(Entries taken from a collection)
□ □ □ □ □

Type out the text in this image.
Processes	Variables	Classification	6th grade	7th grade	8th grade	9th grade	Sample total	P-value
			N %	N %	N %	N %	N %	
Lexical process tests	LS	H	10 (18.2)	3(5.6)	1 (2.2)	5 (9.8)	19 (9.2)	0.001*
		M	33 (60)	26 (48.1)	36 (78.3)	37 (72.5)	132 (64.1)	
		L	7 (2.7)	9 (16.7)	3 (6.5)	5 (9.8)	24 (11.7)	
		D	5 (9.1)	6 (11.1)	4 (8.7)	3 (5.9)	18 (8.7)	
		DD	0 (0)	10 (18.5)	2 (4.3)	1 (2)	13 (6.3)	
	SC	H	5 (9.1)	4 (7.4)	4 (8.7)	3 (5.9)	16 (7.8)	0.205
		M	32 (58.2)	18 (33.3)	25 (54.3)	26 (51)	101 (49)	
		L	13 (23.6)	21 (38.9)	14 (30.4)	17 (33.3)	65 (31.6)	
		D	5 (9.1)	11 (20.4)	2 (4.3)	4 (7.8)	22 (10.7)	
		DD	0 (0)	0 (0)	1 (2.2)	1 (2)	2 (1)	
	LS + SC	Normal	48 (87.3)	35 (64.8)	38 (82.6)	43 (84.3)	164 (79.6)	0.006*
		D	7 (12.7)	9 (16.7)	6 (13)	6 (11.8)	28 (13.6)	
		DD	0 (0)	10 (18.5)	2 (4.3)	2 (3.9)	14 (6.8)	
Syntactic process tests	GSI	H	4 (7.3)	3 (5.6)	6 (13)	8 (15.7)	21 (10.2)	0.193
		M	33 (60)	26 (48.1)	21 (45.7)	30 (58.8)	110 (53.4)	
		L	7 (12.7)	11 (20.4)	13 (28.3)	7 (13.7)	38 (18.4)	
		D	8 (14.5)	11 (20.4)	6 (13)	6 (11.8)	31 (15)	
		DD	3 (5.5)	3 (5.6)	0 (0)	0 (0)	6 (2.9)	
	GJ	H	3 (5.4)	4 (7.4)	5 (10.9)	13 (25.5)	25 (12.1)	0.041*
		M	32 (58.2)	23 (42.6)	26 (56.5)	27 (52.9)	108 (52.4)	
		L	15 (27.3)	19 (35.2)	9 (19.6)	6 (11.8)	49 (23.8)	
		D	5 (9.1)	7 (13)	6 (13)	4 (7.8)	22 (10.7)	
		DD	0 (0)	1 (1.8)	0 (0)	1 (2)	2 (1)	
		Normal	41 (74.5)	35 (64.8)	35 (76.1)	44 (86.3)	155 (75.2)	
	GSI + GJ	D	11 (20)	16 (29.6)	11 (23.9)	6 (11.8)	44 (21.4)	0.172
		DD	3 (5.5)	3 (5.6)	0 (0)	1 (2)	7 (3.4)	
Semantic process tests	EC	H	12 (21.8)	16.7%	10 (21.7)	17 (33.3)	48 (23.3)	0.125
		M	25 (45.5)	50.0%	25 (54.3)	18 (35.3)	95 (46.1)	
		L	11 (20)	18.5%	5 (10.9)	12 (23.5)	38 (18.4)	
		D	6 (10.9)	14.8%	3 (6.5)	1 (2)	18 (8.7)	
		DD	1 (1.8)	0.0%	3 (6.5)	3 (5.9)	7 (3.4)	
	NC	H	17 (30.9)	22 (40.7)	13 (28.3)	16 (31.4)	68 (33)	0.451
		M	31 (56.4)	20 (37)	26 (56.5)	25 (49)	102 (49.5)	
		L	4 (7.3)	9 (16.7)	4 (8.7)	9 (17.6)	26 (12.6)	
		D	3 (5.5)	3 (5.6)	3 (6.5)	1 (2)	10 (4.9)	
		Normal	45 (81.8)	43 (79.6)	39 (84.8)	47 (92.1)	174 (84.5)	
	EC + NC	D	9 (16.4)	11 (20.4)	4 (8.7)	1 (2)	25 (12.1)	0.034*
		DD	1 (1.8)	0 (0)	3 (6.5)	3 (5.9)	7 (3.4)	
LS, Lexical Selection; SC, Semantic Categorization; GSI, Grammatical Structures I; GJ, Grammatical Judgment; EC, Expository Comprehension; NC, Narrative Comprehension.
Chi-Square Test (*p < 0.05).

□ □ □ □ □

### [Goal]
Quote the whole listing above, leaving nothing out.

### [Task result]
Type out the text in this image.
Processes	Variables	Classification	6th grade	7th grade	8th grade	9th grade	Sample total	P-value
			N %	N %	N %	N %	N %	
Lexical process tests	LS	H	10 (18.2)	3(5.6)	1 (2.2)	5 (9.8)	19 (9.2)	0.001*
		M	33 (60)	26 (48.1)	36 (78.3)	37 (72.5)	132 (64.1)	
		L	7 (2.7)	9 (16.7)	3 (6.5)	5 (9.8)	24 (11.7)	
		D	5 (9.1)	6 (11.1)	4 (8.7)	3 (5.9)	18 (8.7)	
		DD	0 (0)	10 (18.5)	2 (4.3)	1 (2)	13 (6.3)	
	SC	H	5 (9.1)	4 (7.4)	4 (8.7)	3 (5.9)	16 (7.8)	0.205
		M	32 (58.2)	18 (33.3)	25 (54.3)	26 (51)	101 (49)	
		L	13 (23.6)	21 (38.9)	14 (30.4)	17 (33.3)	65 (31.6)	
		D	5 (9.1)	11 (20.4)	2 (4.3)	4 (7.8)	22 (10.7)	
		DD	0 (0)	0 (0)	1 (2.2)	1 (2)	2 (1)	
	LS + SC	Normal	48 (87.3)	35 (64.8)	38 (82.6)	43 (84.3)	164 (79.6)	0.006*
		D	7 (12.7)	9 (16.7)	6 (13)	6 (11.8)	28 (13.6)	
		DD	0 (0)	10 (18.5)	2 (4.3)	2 (3.9)	14 (6.8)	
Syntactic process tests	GSI	H	4 (7.3)	3 (5.6)	6 (13)	8 (15.7)	21 (10.2)	0.193
		M	33 (60)	26 (48.1)	21 (45.7)	30 (58.8)	110 (53.4)	
		L	7 (12.7)	11 (20.4)	13 (28.3)	7 (13.7)	38 (18.4)	
		D	8 (14.5)	11 (20.4)	6 (13)	6 (11.8)	31 (15)	
		DD	3 (5.5)	3 (5.6)	0 (0)	0 (0)	6 (2.9)	
	GJ	H	3 (5.4)	4 (7.4)	5 (10.9)	13 (25.5)	25 (12.1)	0.041*
		M	32 (58.2)	23 (42.6)	26 (56.5)	27 (52.9)	108 (52.4)	
		L	15 (27.3)	19 (35.2)	9 (19.6)	6 (11.8)	49 (23.8)	
		D	5 (9.1)	7 (13)	6 (13)	4 (7.8)	22 (10.7)	
		DD	0 (0)	1 (1.8)	0 (0)	1 (2)	2 (1)	
		Normal	41 (74.5)	35 (64.8)	35 (76.1)	44 (86.3)	155 (75.2)	
	GSI + GJ	D	11 (20)	16 (29.6)	11 (23.9)	6 (11.8)	44 (21.4)	0.172
		DD	3 (5.5)	3 (5.6)	0 (0)	1 (2)	7 (3.4)	
Semantic process tests	EC	H	12 (21.8)	16.7%	10 (21.7)	17 (33.3)	48 (23.3)	0.125
		M	25 (45.5)	50.0%	25 (54.3)	18 (35.3)	95 (46.1)	
		L	11 (20)	18.5%	5 (10.9)	12 (23.5)	38 (18.4)	
		D	6 (10.9)	14.8%	3 (6.5)	1 (2)	18 (8.7)	
		DD	1 (1.8)	0.0%	3 (6.5)	3 (5.9)	7 (3.4)	
	NC	H	17 (30.9)	22 (40.7)	13 (28.3)	16 (31.4)	68 (33)	0.451
		M	31 (56.4)	20 (37)	26 (56.5)	25 (49)	102 (49.5)	
		L	4 (7.3)	9 (16.7)	4 (8.7)	9 (17.6)	26 (12.6)	
		D	3 (5.5)	3 (5.6)	3 (6.5)	1 (2)	10 (4.9)	
		Normal	45 (81.8)	43 (79.6)	39 (84.8)	47 (92.1)	174 (84.5)	
	EC + NC	D	9 (16.4)	11 (20.4)	4 (8.7)	1 (2)	25 (12.1)	0.034*
		DD	1 (1.8)	0 (0)	3 (6.5)	3 (5.9)	7 (3.4)	
LS, Lexical Selection; SC, Semantic Categorization; GSI, Grammatical Structures I; GJ, Grammatical Judgment; EC, Expository Comprehension; NC, Narrative Comprehension.
Chi-Square Test (*p < 0.05).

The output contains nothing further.